Repeat the records below exactly, leaving out any pictures.

Stored data entries
_ _ _ _ _ _ _
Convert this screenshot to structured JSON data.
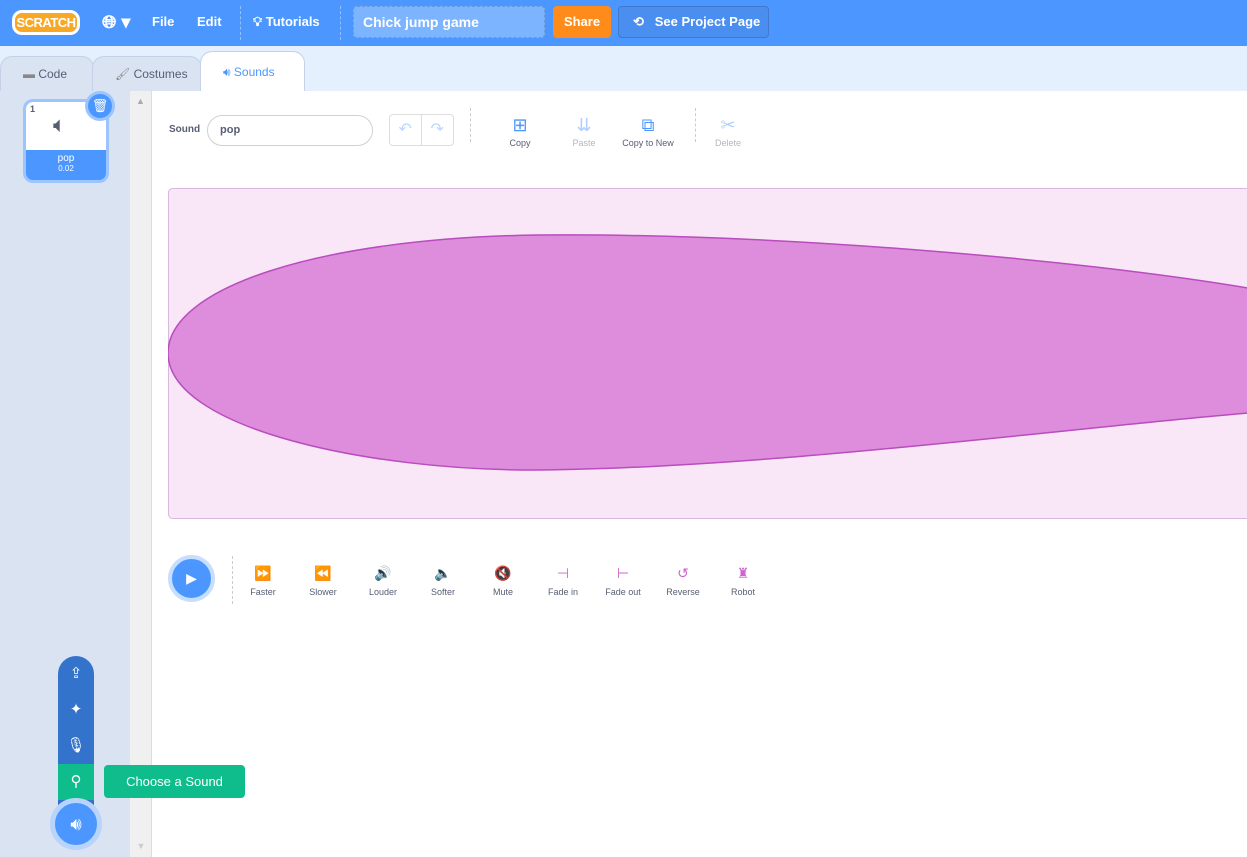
{
  "menubar": {
    "logo": "SCRATCH",
    "file": "File",
    "edit": "Edit",
    "tutorials": "Tutorials",
    "project_title": "Chick jump game",
    "share": "Share",
    "see_project_page": "See Project Page"
  },
  "tabs": [
    {
      "label": "Code"
    },
    {
      "label": "Costumes"
    },
    {
      "label": "Sounds",
      "active": true
    }
  ],
  "sounds": [
    {
      "index": "1",
      "name": "pop",
      "duration": "0.02",
      "selected": true
    }
  ],
  "editor": {
    "sound_label": "Sound",
    "sound_name": "pop",
    "tools": [
      {
        "label": "Copy",
        "enabled": true,
        "icon": "copy-icon"
      },
      {
        "label": "Paste",
        "enabled": false,
        "icon": "paste-icon"
      },
      {
        "label": "Copy to New",
        "enabled": true,
        "icon": "copy-to-new-icon"
      },
      {
        "label": "Delete",
        "enabled": false,
        "icon": "scissors-icon"
      }
    ],
    "effects": [
      {
        "label": "Faster",
        "icon": "⏩"
      },
      {
        "label": "Slower",
        "icon": "⏪"
      },
      {
        "label": "Louder",
        "icon": "🔊"
      },
      {
        "label": "Softer",
        "icon": "🔈"
      },
      {
        "label": "Mute",
        "icon": "🔇"
      },
      {
        "label": "Fade in",
        "icon": "⊣"
      },
      {
        "label": "Fade out",
        "icon": "⊢"
      },
      {
        "label": "Reverse",
        "icon": "↺"
      },
      {
        "label": "Robot",
        "icon": "♜"
      }
    ]
  },
  "tooltip": "Choose a Sound",
  "colors": {
    "accent": "#4c97ff",
    "share": "#ff8c1a",
    "effect": "#cf63cf",
    "tooltip": "#0fbd8c",
    "waveform_fill": "#dd8ddb",
    "waveform_stroke": "#b94cbe"
  }
}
_ _ _ _ _ _ _
● **COMPLETE ANSWER**:
Convert this screenshot to structured JSON data.
{
  "menubar": {
    "logo": "SCRATCH",
    "file": "File",
    "edit": "Edit",
    "tutorials": "Tutorials",
    "project_title": "Chick jump game",
    "share": "Share",
    "see_project_page": "See Project Page"
  },
  "tabs": [
    {
      "label": "Code"
    },
    {
      "label": "Costumes"
    },
    {
      "label": "Sounds",
      "active": true
    }
  ],
  "sounds": [
    {
      "index": "1",
      "name": "pop",
      "duration": "0.02",
      "selected": true
    }
  ],
  "editor": {
    "sound_label": "Sound",
    "sound_name": "pop",
    "tools": [
      {
        "label": "Copy",
        "enabled": true,
        "icon": "copy-icon"
      },
      {
        "label": "Paste",
        "enabled": false,
        "icon": "paste-icon"
      },
      {
        "label": "Copy to New",
        "enabled": true,
        "icon": "copy-to-new-icon"
      },
      {
        "label": "Delete",
        "enabled": false,
        "icon": "scissors-icon"
      }
    ],
    "effects": [
      {
        "label": "Faster",
        "icon": "⏩"
      },
      {
        "label": "Slower",
        "icon": "⏪"
      },
      {
        "label": "Louder",
        "icon": "🔊"
      },
      {
        "label": "Softer",
        "icon": "🔈"
      },
      {
        "label": "Mute",
        "icon": "🔇"
      },
      {
        "label": "Fade in",
        "icon": "⊣"
      },
      {
        "label": "Fade out",
        "icon": "⊢"
      },
      {
        "label": "Reverse",
        "icon": "↺"
      },
      {
        "label": "Robot",
        "icon": "♜"
      }
    ]
  },
  "tooltip": "Choose a Sound",
  "colors": {
    "accent": "#4c97ff",
    "share": "#ff8c1a",
    "effect": "#cf63cf",
    "tooltip": "#0fbd8c",
    "waveform_fill": "#dd8ddb",
    "waveform_stroke": "#b94cbe"
  }
}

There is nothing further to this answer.